**EXERCISE**
Print every entry word for word, but omit the pictures.

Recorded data
+-------+

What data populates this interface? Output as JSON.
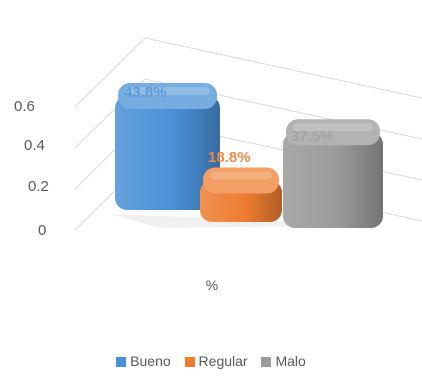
{
  "chart_data": {
    "type": "bar",
    "categories": [
      "%"
    ],
    "series": [
      {
        "name": "Bueno",
        "values": [
          0.438
        ],
        "label": "43.8%",
        "color": "#4a90d6"
      },
      {
        "name": "Regular",
        "values": [
          0.188
        ],
        "label": "18.8%",
        "color": "#ed7d31"
      },
      {
        "name": "Malo",
        "values": [
          0.375
        ],
        "label": "37.5%",
        "color": "#9a9a9a"
      }
    ],
    "ylim": [
      0,
      0.6
    ],
    "yticks": [
      "0",
      "0.2",
      "0.4",
      "0.6"
    ],
    "grid": true,
    "legend_position": "bottom",
    "style": "3d"
  }
}
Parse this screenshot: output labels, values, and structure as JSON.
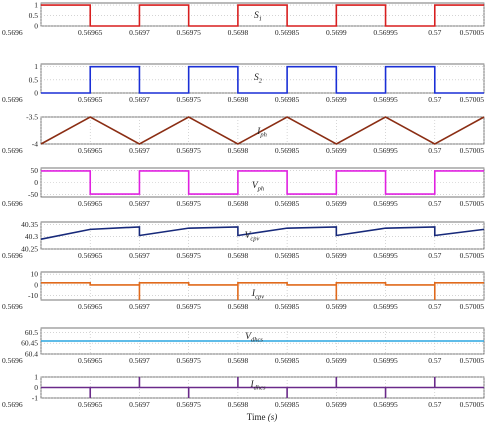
{
  "chart_data": [
    {
      "type": "line",
      "label": "S",
      "label_sub": "1",
      "x": [
        0.5696,
        0.56965,
        0.56965,
        0.5697,
        0.5697,
        0.56975,
        0.56975,
        0.5698,
        0.5698,
        0.56985,
        0.56985,
        0.5699,
        0.5699,
        0.56995,
        0.56995,
        0.57,
        0.57,
        0.57005
      ],
      "y": [
        1,
        1,
        0,
        0,
        1,
        1,
        0,
        0,
        1,
        1,
        0,
        0,
        1,
        1,
        0,
        0,
        1,
        1
      ],
      "ylim": [
        0,
        1.1
      ],
      "yticks": [
        1,
        0.5,
        0
      ],
      "ytick_labels": [
        "1",
        "0.5",
        "0"
      ],
      "color": "#d81f1f"
    },
    {
      "type": "line",
      "label": "S",
      "label_sub": "2",
      "x": [
        0.5696,
        0.56965,
        0.56965,
        0.5697,
        0.5697,
        0.56975,
        0.56975,
        0.5698,
        0.5698,
        0.56985,
        0.56985,
        0.5699,
        0.5699,
        0.56995,
        0.56995,
        0.57,
        0.57,
        0.57005
      ],
      "y": [
        0,
        0,
        1,
        1,
        0,
        0,
        1,
        1,
        0,
        0,
        1,
        1,
        0,
        0,
        1,
        1,
        0,
        0
      ],
      "ylim": [
        0,
        1.1
      ],
      "yticks": [
        1,
        0.5,
        0
      ],
      "ytick_labels": [
        "1",
        "0.5",
        "0"
      ],
      "color": "#1a2fd6"
    },
    {
      "type": "line",
      "label": "I",
      "label_sub": "ph",
      "x": [
        0.5696,
        0.56965,
        0.5697,
        0.56975,
        0.5698,
        0.56985,
        0.5699,
        0.56995,
        0.57,
        0.57005
      ],
      "y": [
        -4.0,
        -3.5,
        -4.0,
        -3.5,
        -4.0,
        -3.5,
        -4.0,
        -3.5,
        -4.0,
        -3.5
      ],
      "ylim": [
        -4,
        -3.5
      ],
      "yticks": [
        -3.5,
        -4
      ],
      "ytick_labels": [
        "-3.5",
        "-4"
      ],
      "color": "#8b2e14"
    },
    {
      "type": "line",
      "label": "V",
      "label_sub": "ph",
      "x": [
        0.5696,
        0.56965,
        0.56965,
        0.5697,
        0.5697,
        0.56975,
        0.56975,
        0.5698,
        0.5698,
        0.56985,
        0.56985,
        0.5699,
        0.5699,
        0.56995,
        0.56995,
        0.57,
        0.57,
        0.57005
      ],
      "y": [
        48,
        48,
        -48,
        -48,
        48,
        48,
        -48,
        -48,
        48,
        48,
        -48,
        -48,
        48,
        48,
        -48,
        -48,
        48,
        48
      ],
      "ylim": [
        -60,
        60
      ],
      "yticks": [
        50,
        0,
        -50
      ],
      "ytick_labels": [
        "50",
        "0",
        "-50"
      ],
      "color": "#e020e0"
    },
    {
      "type": "line",
      "label": "V",
      "label_sub": "cpv",
      "x": [
        0.5696,
        0.56965,
        0.5697,
        0.5697,
        0.56975,
        0.5698,
        0.5698,
        0.56985,
        0.5699,
        0.5699,
        0.56995,
        0.57,
        0.57,
        0.57005
      ],
      "y": [
        40.29,
        40.33,
        40.34,
        40.305,
        40.335,
        40.34,
        40.305,
        40.335,
        40.34,
        40.305,
        40.335,
        40.34,
        40.305,
        40.33
      ],
      "ylim": [
        40.25,
        40.36
      ],
      "yticks": [
        40.35,
        40.3,
        40.25
      ],
      "ytick_labels": [
        "40.35",
        "40.3",
        "40.25"
      ],
      "color": "#17297a"
    },
    {
      "type": "line",
      "label": "I",
      "label_sub": "cpv",
      "x": [
        0.5696,
        0.56965,
        0.56965,
        0.5697,
        0.5697,
        0.5697,
        0.56975,
        0.56975,
        0.5698,
        0.5698,
        0.5698,
        0.56985,
        0.56985,
        0.5699,
        0.5699,
        0.5699,
        0.56995,
        0.56995,
        0.57,
        0.57,
        0.57,
        0.57005
      ],
      "y": [
        2,
        2,
        0,
        0,
        -14,
        2,
        2,
        0,
        0,
        -14,
        2,
        2,
        0,
        0,
        -14,
        2,
        2,
        0,
        0,
        -14,
        2,
        2
      ],
      "ylim": [
        -14,
        12
      ],
      "yticks": [
        10,
        0,
        -10
      ],
      "ytick_labels": [
        "10",
        "0",
        "-10"
      ],
      "color": "#e06a1c"
    },
    {
      "type": "line",
      "label": "V",
      "label_sub": "dhcs",
      "x": [
        0.5696,
        0.57005
      ],
      "y": [
        60.46,
        60.46
      ],
      "ylim": [
        60.4,
        60.52
      ],
      "yticks": [
        60.5,
        60.45,
        60.4
      ],
      "ytick_labels": [
        "60.5",
        "60.45",
        "60.4"
      ],
      "color": "#2aa5e0"
    },
    {
      "type": "line",
      "label": "I",
      "label_sub": "dhcs",
      "x": [
        0.5696,
        0.56965,
        0.56965,
        0.56965,
        0.5697,
        0.5697,
        0.5697,
        0.56975,
        0.56975,
        0.56975,
        0.5698,
        0.5698,
        0.5698,
        0.56985,
        0.56985,
        0.56985,
        0.5699,
        0.5699,
        0.5699,
        0.56995,
        0.56995,
        0.56995,
        0.57,
        0.57,
        0.57,
        0.57005
      ],
      "y": [
        0,
        0,
        -1,
        0,
        0,
        1,
        0,
        0,
        -1,
        0,
        0,
        1,
        0,
        0,
        -1,
        0,
        0,
        1,
        0,
        0,
        -1,
        0,
        0,
        1,
        0,
        0
      ],
      "ylim": [
        -1,
        1
      ],
      "yticks": [
        1,
        0,
        -1
      ],
      "ytick_labels": [
        "1",
        "0",
        "-1"
      ],
      "color": "#6a2a8a"
    }
  ],
  "x_axis": {
    "xlim": [
      0.5696,
      0.57005
    ],
    "ticks": [
      0.5696,
      0.56965,
      0.5697,
      0.56975,
      0.5698,
      0.56985,
      0.5699,
      0.56995,
      0.57,
      0.57005
    ],
    "tick_labels": [
      "0.5696",
      "0.56965",
      "0.5697",
      "0.56975",
      "0.5698",
      "0.56985",
      "0.5699",
      "0.56995",
      "0.57",
      "0.57005"
    ]
  },
  "xlabel_text": "Time ",
  "xlabel_unit": "(s)"
}
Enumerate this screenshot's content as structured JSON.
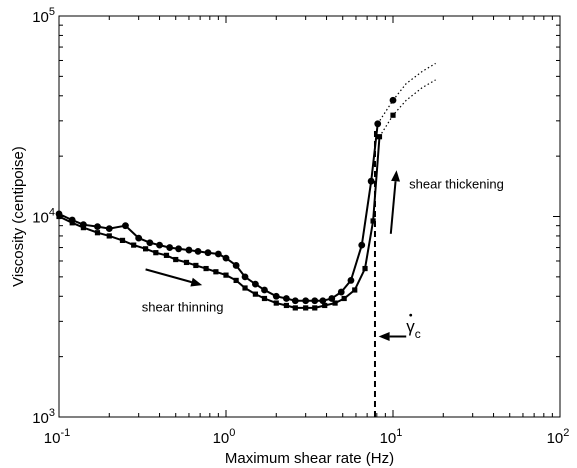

+-------+

**EXPECTED ANSWER**
What data populates this interface? Output as JSON.
{
  "chart_data": {
    "type": "bar",
    "categories": [
      "%"
    ],
    "series": [
      {
        "name": "Bueno",
        "values": [
          0.438
        ],
        "label": "43.8%",
        "color": "#4a90d6"
      },
      {
        "name": "Regular",
        "values": [
          0.188
        ],
        "label": "18.8%",
        "color": "#ed7d31"
      },
      {
        "name": "Malo",
        "values": [
          0.375
        ],
        "label": "37.5%",
        "color": "#9a9a9a"
      }
    ],
    "ylim": [
      0,
      0.6
    ],
    "yticks": [
      "0",
      "0.2",
      "0.4",
      "0.6"
    ],
    "grid": true,
    "legend_position": "bottom",
    "style": "3d"
  }
}
Parse this screenshot: output labels, values, and structure as JSON.
{
  "chart_data": [
    {
      "type": "line",
      "label": "S",
      "label_sub": "1",
      "x": [
        0.5696,
        0.56965,
        0.56965,
        0.5697,
        0.5697,
        0.56975,
        0.56975,
        0.5698,
        0.5698,
        0.56985,
        0.56985,
        0.5699,
        0.5699,
        0.56995,
        0.56995,
        0.57,
        0.57,
        0.57005
      ],
      "y": [
        1,
        1,
        0,
        0,
        1,
        1,
        0,
        0,
        1,
        1,
        0,
        0,
        1,
        1,
        0,
        0,
        1,
        1
      ],
      "ylim": [
        0,
        1.1
      ],
      "yticks": [
        1,
        0.5,
        0
      ],
      "ytick_labels": [
        "1",
        "0.5",
        "0"
      ],
      "color": "#d81f1f"
    },
    {
      "type": "line",
      "label": "S",
      "label_sub": "2",
      "x": [
        0.5696,
        0.56965,
        0.56965,
        0.5697,
        0.5697,
        0.56975,
        0.56975,
        0.5698,
        0.5698,
        0.56985,
        0.56985,
        0.5699,
        0.5699,
        0.56995,
        0.56995,
        0.57,
        0.57,
        0.57005
      ],
      "y": [
        0,
        0,
        1,
        1,
        0,
        0,
        1,
        1,
        0,
        0,
        1,
        1,
        0,
        0,
        1,
        1,
        0,
        0
      ],
      "ylim": [
        0,
        1.1
      ],
      "yticks": [
        1,
        0.5,
        0
      ],
      "ytick_labels": [
        "1",
        "0.5",
        "0"
      ],
      "color": "#1a2fd6"
    },
    {
      "type": "line",
      "label": "I",
      "label_sub": "ph",
      "x": [
        0.5696,
        0.56965,
        0.5697,
        0.56975,
        0.5698,
        0.56985,
        0.5699,
        0.56995,
        0.57,
        0.57005
      ],
      "y": [
        -4.0,
        -3.5,
        -4.0,
        -3.5,
        -4.0,
        -3.5,
        -4.0,
        -3.5,
        -4.0,
        -3.5
      ],
      "ylim": [
        -4,
        -3.5
      ],
      "yticks": [
        -3.5,
        -4
      ],
      "ytick_labels": [
        "-3.5",
        "-4"
      ],
      "color": "#8b2e14"
    },
    {
      "type": "line",
      "label": "V",
      "label_sub": "ph",
      "x": [
        0.5696,
        0.56965,
        0.56965,
        0.5697,
        0.5697,
        0.56975,
        0.56975,
        0.5698,
        0.5698,
        0.56985,
        0.56985,
        0.5699,
        0.5699,
        0.56995,
        0.56995,
        0.57,
        0.57,
        0.57005
      ],
      "y": [
        48,
        48,
        -48,
        -48,
        48,
        48,
        -48,
        -48,
        48,
        48,
        -48,
        -48,
        48,
        48,
        -48,
        -48,
        48,
        48
      ],
      "ylim": [
        -60,
        60
      ],
      "yticks": [
        50,
        0,
        -50
      ],
      "ytick_labels": [
        "50",
        "0",
        "-50"
      ],
      "color": "#e020e0"
    },
    {
      "type": "line",
      "label": "V",
      "label_sub": "cpv",
      "x": [
        0.5696,
        0.56965,
        0.5697,
        0.5697,
        0.56975,
        0.5698,
        0.5698,
        0.56985,
        0.5699,
        0.5699,
        0.56995,
        0.57,
        0.57,
        0.57005
      ],
      "y": [
        40.29,
        40.33,
        40.34,
        40.305,
        40.335,
        40.34,
        40.305,
        40.335,
        40.34,
        40.305,
        40.335,
        40.34,
        40.305,
        40.33
      ],
      "ylim": [
        40.25,
        40.36
      ],
      "yticks": [
        40.35,
        40.3,
        40.25
      ],
      "ytick_labels": [
        "40.35",
        "40.3",
        "40.25"
      ],
      "color": "#17297a"
    },
    {
      "type": "line",
      "label": "I",
      "label_sub": "cpv",
      "x": [
        0.5696,
        0.56965,
        0.56965,
        0.5697,
        0.5697,
        0.5697,
        0.56975,
        0.56975,
        0.5698,
        0.5698,
        0.5698,
        0.56985,
        0.56985,
        0.5699,
        0.5699,
        0.5699,
        0.56995,
        0.56995,
        0.57,
        0.57,
        0.57,
        0.57005
      ],
      "y": [
        2,
        2,
        0,
        0,
        -14,
        2,
        2,
        0,
        0,
        -14,
        2,
        2,
        0,
        0,
        -14,
        2,
        2,
        0,
        0,
        -14,
        2,
        2
      ],
      "ylim": [
        -14,
        12
      ],
      "yticks": [
        10,
        0,
        -10
      ],
      "ytick_labels": [
        "10",
        "0",
        "-10"
      ],
      "color": "#e06a1c"
    },
    {
      "type": "line",
      "label": "V",
      "label_sub": "dhcs",
      "x": [
        0.5696,
        0.57005
      ],
      "y": [
        60.46,
        60.46
      ],
      "ylim": [
        60.4,
        60.52
      ],
      "yticks": [
        60.5,
        60.45,
        60.4
      ],
      "ytick_labels": [
        "60.5",
        "60.45",
        "60.4"
      ],
      "color": "#2aa5e0"
    },
    {
      "type": "line",
      "label": "I",
      "label_sub": "dhcs",
      "x": [
        0.5696,
        0.56965,
        0.56965,
        0.56965,
        0.5697,
        0.5697,
        0.5697,
        0.56975,
        0.56975,
        0.56975,
        0.5698,
        0.5698,
        0.5698,
        0.56985,
        0.56985,
        0.56985,
        0.5699,
        0.5699,
        0.5699,
        0.56995,
        0.56995,
        0.56995,
        0.57,
        0.57,
        0.57,
        0.57005
      ],
      "y": [
        0,
        0,
        -1,
        0,
        0,
        1,
        0,
        0,
        -1,
        0,
        0,
        1,
        0,
        0,
        -1,
        0,
        0,
        1,
        0,
        0,
        -1,
        0,
        0,
        1,
        0,
        0
      ],
      "ylim": [
        -1,
        1
      ],
      "yticks": [
        1,
        0,
        -1
      ],
      "ytick_labels": [
        "1",
        "0",
        "-1"
      ],
      "color": "#6a2a8a"
    }
  ],
  "x_axis": {
    "xlim": [
      0.5696,
      0.57005
    ],
    "ticks": [
      0.5696,
      0.56965,
      0.5697,
      0.56975,
      0.5698,
      0.56985,
      0.5699,
      0.56995,
      0.57,
      0.57005
    ],
    "tick_labels": [
      "0.5696",
      "0.56965",
      "0.5697",
      "0.56975",
      "0.5698",
      "0.56985",
      "0.5699",
      "0.56995",
      "0.57",
      "0.57005"
    ]
  },
  "xlabel_text": "Time ",
  "xlabel_unit": "(s)"
}
Enumerate this screenshot's content as structured JSON.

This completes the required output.